── Supplied data

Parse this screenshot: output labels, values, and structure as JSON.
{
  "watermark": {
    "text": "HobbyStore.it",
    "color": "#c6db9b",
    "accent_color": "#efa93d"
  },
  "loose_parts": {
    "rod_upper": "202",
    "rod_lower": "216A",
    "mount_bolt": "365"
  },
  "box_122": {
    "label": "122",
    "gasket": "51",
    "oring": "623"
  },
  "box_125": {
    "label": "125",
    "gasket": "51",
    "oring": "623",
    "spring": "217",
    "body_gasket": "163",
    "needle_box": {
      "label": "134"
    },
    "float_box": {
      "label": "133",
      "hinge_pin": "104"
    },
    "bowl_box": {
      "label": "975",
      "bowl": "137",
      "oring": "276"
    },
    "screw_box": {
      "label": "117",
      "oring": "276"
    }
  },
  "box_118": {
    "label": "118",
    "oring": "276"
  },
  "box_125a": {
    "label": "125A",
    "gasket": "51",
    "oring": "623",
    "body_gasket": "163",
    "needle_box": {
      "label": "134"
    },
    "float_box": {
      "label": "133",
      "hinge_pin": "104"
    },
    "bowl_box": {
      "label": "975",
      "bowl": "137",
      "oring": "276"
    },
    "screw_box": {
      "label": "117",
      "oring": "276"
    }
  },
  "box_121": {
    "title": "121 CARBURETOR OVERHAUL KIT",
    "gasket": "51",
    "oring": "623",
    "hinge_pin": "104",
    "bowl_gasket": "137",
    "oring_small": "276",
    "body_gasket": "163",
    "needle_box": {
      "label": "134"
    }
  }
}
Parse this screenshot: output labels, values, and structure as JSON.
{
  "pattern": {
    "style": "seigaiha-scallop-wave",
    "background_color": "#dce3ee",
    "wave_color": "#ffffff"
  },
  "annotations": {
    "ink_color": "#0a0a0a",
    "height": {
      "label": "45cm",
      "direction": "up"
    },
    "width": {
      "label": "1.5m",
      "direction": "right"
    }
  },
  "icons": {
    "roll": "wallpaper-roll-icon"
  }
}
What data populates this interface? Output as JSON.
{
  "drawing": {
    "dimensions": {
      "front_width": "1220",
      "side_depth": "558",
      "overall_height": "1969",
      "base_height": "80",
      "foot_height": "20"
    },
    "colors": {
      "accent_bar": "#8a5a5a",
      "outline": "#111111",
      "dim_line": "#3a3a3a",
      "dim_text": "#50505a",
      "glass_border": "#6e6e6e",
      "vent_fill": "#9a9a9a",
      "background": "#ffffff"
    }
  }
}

────

### Exercise prompt
Would you reproduce the material above in full, exactly as given?

### Task response
Parse this screenshot: output labels, values, and structure as JSON.
{
  "watermark": {
    "text": "HobbyStore.it",
    "color": "#c6db9b",
    "accent_color": "#efa93d"
  },
  "loose_parts": {
    "rod_upper": "202",
    "rod_lower": "216A",
    "mount_bolt": "365"
  },
  "box_122": {
    "label": "122",
    "gasket": "51",
    "oring": "623"
  },
  "box_125": {
    "label": "125",
    "gasket": "51",
    "oring": "623",
    "spring": "217",
    "body_gasket": "163",
    "needle_box": {
      "label": "134"
    },
    "float_box": {
      "label": "133",
      "hinge_pin": "104"
    },
    "bowl_box": {
      "label": "975",
      "bowl": "137",
      "oring": "276"
    },
    "screw_box": {
      "label": "117",
      "oring": "276"
    }
  },
  "box_118": {
    "label": "118",
    "oring": "276"
  },
  "box_125a": {
    "label": "125A",
    "gasket": "51",
    "oring": "623",
    "body_gasket": "163",
    "needle_box": {
      "label": "134"
    },
    "float_box": {
      "label": "133",
      "hinge_pin": "104"
    },
    "bowl_box": {
      "label": "975",
      "bowl": "137",
      "oring": "276"
    },
    "screw_box": {
      "label": "117",
      "oring": "276"
    }
  },
  "box_121": {
    "title": "121 CARBURETOR OVERHAUL KIT",
    "gasket": "51",
    "oring": "623",
    "hinge_pin": "104",
    "bowl_gasket": "137",
    "oring_small": "276",
    "body_gasket": "163",
    "needle_box": {
      "label": "134"
    }
  }
}
Parse this screenshot: output labels, values, and structure as JSON.
{
  "pattern": {
    "style": "seigaiha-scallop-wave",
    "background_color": "#dce3ee",
    "wave_color": "#ffffff"
  },
  "annotations": {
    "ink_color": "#0a0a0a",
    "height": {
      "label": "45cm",
      "direction": "up"
    },
    "width": {
      "label": "1.5m",
      "direction": "right"
    }
  },
  "icons": {
    "roll": "wallpaper-roll-icon"
  }
}
What data populates this interface? Output as JSON.
{
  "drawing": {
    "dimensions": {
      "front_width": "1220",
      "side_depth": "558",
      "overall_height": "1969",
      "base_height": "80",
      "foot_height": "20"
    },
    "colors": {
      "accent_bar": "#8a5a5a",
      "outline": "#111111",
      "dim_line": "#3a3a3a",
      "dim_text": "#50505a",
      "glass_border": "#6e6e6e",
      "vent_fill": "#9a9a9a",
      "background": "#ffffff"
    }
  }
}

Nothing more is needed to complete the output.